##### Excerpted records
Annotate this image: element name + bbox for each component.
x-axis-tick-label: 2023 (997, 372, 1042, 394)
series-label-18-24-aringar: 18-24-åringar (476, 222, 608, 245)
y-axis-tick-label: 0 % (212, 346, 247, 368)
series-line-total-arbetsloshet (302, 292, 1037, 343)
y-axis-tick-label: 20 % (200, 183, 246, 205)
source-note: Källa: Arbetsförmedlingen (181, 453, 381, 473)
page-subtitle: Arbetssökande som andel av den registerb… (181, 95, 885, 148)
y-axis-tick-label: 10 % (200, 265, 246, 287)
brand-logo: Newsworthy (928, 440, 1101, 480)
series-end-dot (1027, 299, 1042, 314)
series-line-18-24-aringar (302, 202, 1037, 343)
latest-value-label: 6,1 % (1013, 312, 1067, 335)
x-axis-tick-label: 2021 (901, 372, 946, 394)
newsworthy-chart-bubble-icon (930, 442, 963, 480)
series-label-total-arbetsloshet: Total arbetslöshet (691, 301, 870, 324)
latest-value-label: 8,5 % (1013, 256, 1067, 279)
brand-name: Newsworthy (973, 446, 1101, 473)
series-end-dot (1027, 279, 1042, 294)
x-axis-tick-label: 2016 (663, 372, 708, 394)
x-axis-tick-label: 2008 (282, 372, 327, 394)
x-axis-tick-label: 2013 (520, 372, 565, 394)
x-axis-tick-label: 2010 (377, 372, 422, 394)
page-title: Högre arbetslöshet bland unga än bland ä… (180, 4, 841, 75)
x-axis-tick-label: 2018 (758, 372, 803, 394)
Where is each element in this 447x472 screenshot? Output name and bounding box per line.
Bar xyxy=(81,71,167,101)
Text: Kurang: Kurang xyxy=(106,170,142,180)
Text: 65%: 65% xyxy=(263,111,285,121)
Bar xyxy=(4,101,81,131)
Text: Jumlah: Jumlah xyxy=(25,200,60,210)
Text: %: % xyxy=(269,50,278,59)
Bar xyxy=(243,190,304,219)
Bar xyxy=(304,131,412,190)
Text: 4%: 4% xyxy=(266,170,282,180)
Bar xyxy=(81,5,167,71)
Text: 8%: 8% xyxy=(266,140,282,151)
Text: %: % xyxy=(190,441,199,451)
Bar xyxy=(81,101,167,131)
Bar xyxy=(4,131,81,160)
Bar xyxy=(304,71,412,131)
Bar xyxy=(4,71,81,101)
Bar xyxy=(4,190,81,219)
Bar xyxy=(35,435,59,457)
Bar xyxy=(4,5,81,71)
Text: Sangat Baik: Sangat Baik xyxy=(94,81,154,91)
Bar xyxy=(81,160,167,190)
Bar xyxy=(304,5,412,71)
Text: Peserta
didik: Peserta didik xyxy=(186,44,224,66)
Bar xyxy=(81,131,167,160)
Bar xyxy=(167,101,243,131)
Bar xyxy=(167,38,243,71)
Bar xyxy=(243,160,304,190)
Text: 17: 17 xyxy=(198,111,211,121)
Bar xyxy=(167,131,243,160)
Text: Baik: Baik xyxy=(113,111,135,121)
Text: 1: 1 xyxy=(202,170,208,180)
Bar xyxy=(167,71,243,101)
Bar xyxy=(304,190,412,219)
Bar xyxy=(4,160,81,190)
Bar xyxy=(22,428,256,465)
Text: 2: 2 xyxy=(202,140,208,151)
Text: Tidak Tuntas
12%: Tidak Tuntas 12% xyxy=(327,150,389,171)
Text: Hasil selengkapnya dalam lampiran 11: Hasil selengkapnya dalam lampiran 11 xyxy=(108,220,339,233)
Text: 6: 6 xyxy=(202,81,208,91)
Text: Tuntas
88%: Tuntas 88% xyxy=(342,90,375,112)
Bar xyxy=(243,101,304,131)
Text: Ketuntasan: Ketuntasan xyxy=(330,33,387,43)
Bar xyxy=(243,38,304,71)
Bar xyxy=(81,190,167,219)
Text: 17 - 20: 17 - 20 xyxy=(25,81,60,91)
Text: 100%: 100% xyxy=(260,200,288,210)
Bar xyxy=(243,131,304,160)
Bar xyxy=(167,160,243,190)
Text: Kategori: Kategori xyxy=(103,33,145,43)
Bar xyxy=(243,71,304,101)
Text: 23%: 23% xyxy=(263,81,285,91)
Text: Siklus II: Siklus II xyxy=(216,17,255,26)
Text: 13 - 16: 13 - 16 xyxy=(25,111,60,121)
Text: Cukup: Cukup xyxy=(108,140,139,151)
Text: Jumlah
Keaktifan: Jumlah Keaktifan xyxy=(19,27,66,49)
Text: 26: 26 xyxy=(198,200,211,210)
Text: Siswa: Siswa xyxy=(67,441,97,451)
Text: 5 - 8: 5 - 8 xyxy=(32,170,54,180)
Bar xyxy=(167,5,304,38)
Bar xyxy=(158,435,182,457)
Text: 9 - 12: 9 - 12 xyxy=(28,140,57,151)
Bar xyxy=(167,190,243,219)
##########
→ **What you have to do**
Retype all of the data above line for line, with no changes.

→ **Exercise response**
Annotate this image: element name + bbox for each component.
x-axis-tick-label: 2023 (997, 372, 1042, 394)
series-label-18-24-aringar: 18-24-åringar (476, 222, 608, 245)
y-axis-tick-label: 0 % (212, 346, 247, 368)
series-line-total-arbetsloshet (302, 292, 1037, 343)
y-axis-tick-label: 20 % (200, 183, 246, 205)
source-note: Källa: Arbetsförmedlingen (181, 453, 381, 473)
page-subtitle: Arbetssökande som andel av den registerb… (181, 95, 885, 148)
y-axis-tick-label: 10 % (200, 265, 246, 287)
brand-logo: Newsworthy (928, 440, 1101, 480)
series-end-dot (1027, 299, 1042, 314)
series-line-18-24-aringar (302, 202, 1037, 343)
latest-value-label: 6,1 % (1013, 312, 1067, 335)
x-axis-tick-label: 2021 (901, 372, 946, 394)
newsworthy-chart-bubble-icon (930, 442, 963, 480)
series-label-total-arbetsloshet: Total arbetslöshet (691, 301, 870, 324)
latest-value-label: 8,5 % (1013, 256, 1067, 279)
brand-name: Newsworthy (973, 446, 1101, 473)
series-end-dot (1027, 279, 1042, 294)
x-axis-tick-label: 2016 (663, 372, 708, 394)
x-axis-tick-label: 2008 (282, 372, 327, 394)
x-axis-tick-label: 2013 (520, 372, 565, 394)
x-axis-tick-label: 2010 (377, 372, 422, 394)
page-title: Högre arbetslöshet bland unga än bland ä… (180, 4, 841, 75)
x-axis-tick-label: 2018 (758, 372, 803, 394)
Where is each element in this 447x472 screenshot? Output name and bounding box per line.
Bar xyxy=(81,71,167,101)
Text: Kurang: Kurang xyxy=(106,170,142,180)
Text: 65%: 65% xyxy=(263,111,285,121)
Bar xyxy=(4,101,81,131)
Text: Jumlah: Jumlah xyxy=(25,200,60,210)
Text: %: % xyxy=(269,50,278,59)
Bar xyxy=(243,190,304,219)
Bar xyxy=(304,131,412,190)
Text: 4%: 4% xyxy=(266,170,282,180)
Bar xyxy=(81,5,167,71)
Text: 8%: 8% xyxy=(266,140,282,151)
Text: %: % xyxy=(190,441,199,451)
Bar xyxy=(81,101,167,131)
Bar xyxy=(4,131,81,160)
Bar xyxy=(304,71,412,131)
Bar xyxy=(4,71,81,101)
Bar xyxy=(4,190,81,219)
Bar xyxy=(35,435,59,457)
Bar xyxy=(4,5,81,71)
Text: Sangat Baik: Sangat Baik xyxy=(94,81,154,91)
Bar xyxy=(81,160,167,190)
Bar xyxy=(304,5,412,71)
Text: Peserta
didik: Peserta didik xyxy=(186,44,224,66)
Bar xyxy=(81,131,167,160)
Bar xyxy=(167,101,243,131)
Bar xyxy=(167,38,243,71)
Bar xyxy=(243,160,304,190)
Text: 17: 17 xyxy=(198,111,211,121)
Bar xyxy=(167,131,243,160)
Text: Baik: Baik xyxy=(113,111,135,121)
Text: 1: 1 xyxy=(202,170,208,180)
Bar xyxy=(167,71,243,101)
Bar xyxy=(304,190,412,219)
Bar xyxy=(4,160,81,190)
Bar xyxy=(22,428,256,465)
Text: 2: 2 xyxy=(202,140,208,151)
Text: Tidak Tuntas
12%: Tidak Tuntas 12% xyxy=(327,150,389,171)
Text: Hasil selengkapnya dalam lampiran 11: Hasil selengkapnya dalam lampiran 11 xyxy=(108,220,339,233)
Text: 6: 6 xyxy=(202,81,208,91)
Text: Tuntas
88%: Tuntas 88% xyxy=(342,90,375,112)
Bar xyxy=(243,101,304,131)
Text: Ketuntasan: Ketuntasan xyxy=(330,33,387,43)
Bar xyxy=(243,38,304,71)
Bar xyxy=(81,190,167,219)
Text: 17 - 20: 17 - 20 xyxy=(25,81,60,91)
Text: 100%: 100% xyxy=(260,200,288,210)
Bar xyxy=(243,131,304,160)
Bar xyxy=(167,160,243,190)
Text: Kategori: Kategori xyxy=(103,33,145,43)
Bar xyxy=(243,71,304,101)
Text: 23%: 23% xyxy=(263,81,285,91)
Text: Siklus II: Siklus II xyxy=(216,17,255,26)
Text: 13 - 16: 13 - 16 xyxy=(25,111,60,121)
Text: Cukup: Cukup xyxy=(108,140,139,151)
Text: Jumlah
Keaktifan: Jumlah Keaktifan xyxy=(19,27,66,49)
Text: 26: 26 xyxy=(198,200,211,210)
Text: Siswa: Siswa xyxy=(67,441,97,451)
Text: 5 - 8: 5 - 8 xyxy=(32,170,54,180)
Bar xyxy=(167,5,304,38)
Bar xyxy=(158,435,182,457)
Text: 9 - 12: 9 - 12 xyxy=(28,140,57,151)
Bar xyxy=(167,190,243,219)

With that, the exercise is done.